> [TEXTO SELECIONADO]
"""

Desde a origem do projeto a missão principal é formar gente. Centenas e centenas de profissionais se formaram na rede Sarah. Muitas ficaram, muitas saíram. O sucesso da instituição se deve a um projeto constante, cotidiano e coerente de formação. E é uma formação que não implica somente no conhecimento da técnica; implica também em opções ideológicas. Não é fácil atrair um jovem para dedicar a sua vida a uma causa. O Sarah é uma causa. A pessoa larga tudo para ficar em tempo integral, com dedicação exclusiva. É bem paga, pois vivemos em uma sociedade de consumo. Precisa se dedicar e nem todas as pessoas querem correr o risco de cortar as amarras. Muitas vêem, trabalham, se qualificam e vão para os que eles chamam “a selva”. Alguns voltam da “selva” em outras seleções, porque aqui só é admitido com concurso público, bastante rigoroso.
A procura é grande por esses cargos?
Sim. Porém, um retrato do que ocorrendo na formação universitária brasileira ficou claro em um dos últimos concursos. As vagas eram para profissionais de nível superior, de uma área específica. Na primeira fase, apresentaram-se 1,5 mil candidatos. Oito foram aprovados. Desses oito, ficaram apenas seis na última etapa da seleção, que é o treinamento em serviço.
O Sarah também revolucionou o serviço de fisioterapia, com o atendimento personalizado de pacientes?
Sim. Sempre foi assim. Eu trouxe esses métodos da minha experiência quando fiz cursos de formação na Inglaterra e depois nos Estados Unidos. Desse aprendizado trouxe a relação de um paciente para um fisioterapeuta. E também a relação coletiva, quando você tem que discutir problemas comuns com famílias em que adultos e crianças têm o mesmo problema. Outro ponto é contextualizar uma explicação para o paciente. É preciso falar várias línguas em uma língua só. É preciso explicar para uma pessoa humilde, com pouca instrução, o que deve ser feito em uma linguagem que ela compreenda, usando exemplos que ela possa entender. Tudo baseado em um paradigma que está afixado na parede do hospital: “Você não simplifica aquilo que você não conhece”.
Como o senhor vislumbra a reabilitação física no futuro?

"""

> [O QUE SE PEDE]
1. Transcreva sem alterações o trecho da entrevista sobre a rede Sarah de "Desde a origem" a "por esses cargos?".
2. Prossiga a entrevista sobre a rede Sarah a partir da última frase apresentada.

> [ENTRADAS FORNECIDAS]

"""

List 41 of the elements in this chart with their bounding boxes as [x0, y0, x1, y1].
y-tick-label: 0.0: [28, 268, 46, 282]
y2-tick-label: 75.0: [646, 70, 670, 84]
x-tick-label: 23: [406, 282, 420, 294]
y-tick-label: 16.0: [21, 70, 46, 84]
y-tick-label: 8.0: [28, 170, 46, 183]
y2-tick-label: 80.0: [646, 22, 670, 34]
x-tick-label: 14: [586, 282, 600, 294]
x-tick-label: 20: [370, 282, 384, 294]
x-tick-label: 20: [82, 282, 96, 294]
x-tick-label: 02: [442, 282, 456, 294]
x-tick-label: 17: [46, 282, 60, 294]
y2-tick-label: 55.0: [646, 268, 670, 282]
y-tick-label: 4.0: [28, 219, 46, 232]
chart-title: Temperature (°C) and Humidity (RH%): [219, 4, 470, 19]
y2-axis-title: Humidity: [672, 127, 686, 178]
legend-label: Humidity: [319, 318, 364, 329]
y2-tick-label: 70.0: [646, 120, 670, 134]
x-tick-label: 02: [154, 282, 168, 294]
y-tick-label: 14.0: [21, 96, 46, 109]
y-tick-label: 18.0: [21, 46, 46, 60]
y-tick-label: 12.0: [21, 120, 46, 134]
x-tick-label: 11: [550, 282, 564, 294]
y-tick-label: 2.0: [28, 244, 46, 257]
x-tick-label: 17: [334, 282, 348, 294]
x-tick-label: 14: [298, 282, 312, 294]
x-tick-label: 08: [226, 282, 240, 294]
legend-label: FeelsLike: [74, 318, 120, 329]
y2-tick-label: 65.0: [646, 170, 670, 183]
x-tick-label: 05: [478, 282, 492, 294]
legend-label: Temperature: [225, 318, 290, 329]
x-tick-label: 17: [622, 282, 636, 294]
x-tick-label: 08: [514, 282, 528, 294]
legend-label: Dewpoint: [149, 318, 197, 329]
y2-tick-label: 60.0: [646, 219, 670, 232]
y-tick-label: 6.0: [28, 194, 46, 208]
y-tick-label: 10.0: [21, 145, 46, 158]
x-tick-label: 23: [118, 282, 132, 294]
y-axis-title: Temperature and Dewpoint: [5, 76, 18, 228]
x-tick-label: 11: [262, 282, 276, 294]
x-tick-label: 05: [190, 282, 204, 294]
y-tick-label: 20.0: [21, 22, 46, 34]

"""

> [RESPOSTAS EM ORDEM]
1.
Desde a origem do projeto a missão principal é formar gente. Centenas e centenas de profissionais se formaram na rede Sarah. Muitas ficaram, muitas saíram. O sucesso da instituição se deve a um projeto constante, cotidiano e coerente de formação. E é uma formação que não implica somente no conhecimento da técnica; implica também em opções ideológicas. Não é fácil atrair um jovem para dedicar a sua vida a uma causa. O Sarah é uma causa. A pessoa larga tudo para ficar em tempo integral, com dedicação exclusiva. É bem paga, pois vivemos em uma sociedade de consumo. Precisa se dedicar e nem todas as pessoas querem correr o risco de cortar as amarras. Muitas vêem, trabalham, se qualificam e vão para os que eles chamam “a selva”. Alguns voltam da “selva” em outras seleções, porque aqui só é admitido com concurso público, bastante rigoroso.
A procura é grande por esses cargos?

2.
A contradição entre reabilitação e medicina está escrita nas paredes do hospital Sarah. A medicina convencional parte do não e a reabilitação do sim. O paciente não tem uma boa pressão (arterial), não estou ouvindo o coração, não está urinando, não isso, não aquilo. E a reabilitação se baseia, e vai cada vez mais se basear, no potencial que restou da pessoa.
Há compreensão médica sobre a importância desses temas?
É um tema muito novo, que a medicina convencional não compreende. Porque a medicina é, como muitas coisas na vida, um exercício de poder: o poder que o médico tem sobre um determinado doente é uma coisa inimaginável. A grande questão ética ou moral consiste no seguinte ponto: que esse poder seja usado em benefício do paciente e não em benefício próprio, para aferição de lucro. Essa é a questão central da assistência médica. Não quero dizer que vá se formar um bando de sacerdotes desvairados. A sociedade tem que compreender que o médico precisa ser remunerado condignamente e o médico tem que compreender que não sabe tudo e precisa se dedicar mais à pesquisa e ao estudo. O que sabemos? A estrutura do DNA. E aí? E o que está além? Há um mundo para ser descoberto, que vai beneficiar as pessoas. Você não vê a aplicação direta dos grandes avanços científicos na área da bioquímica molecular e da nanotecnologia com a prática médica. Há um descompasso entre os pesquisadores e os avanços que eles proporcionam com a prática. O interesse é ganhar dinheiro.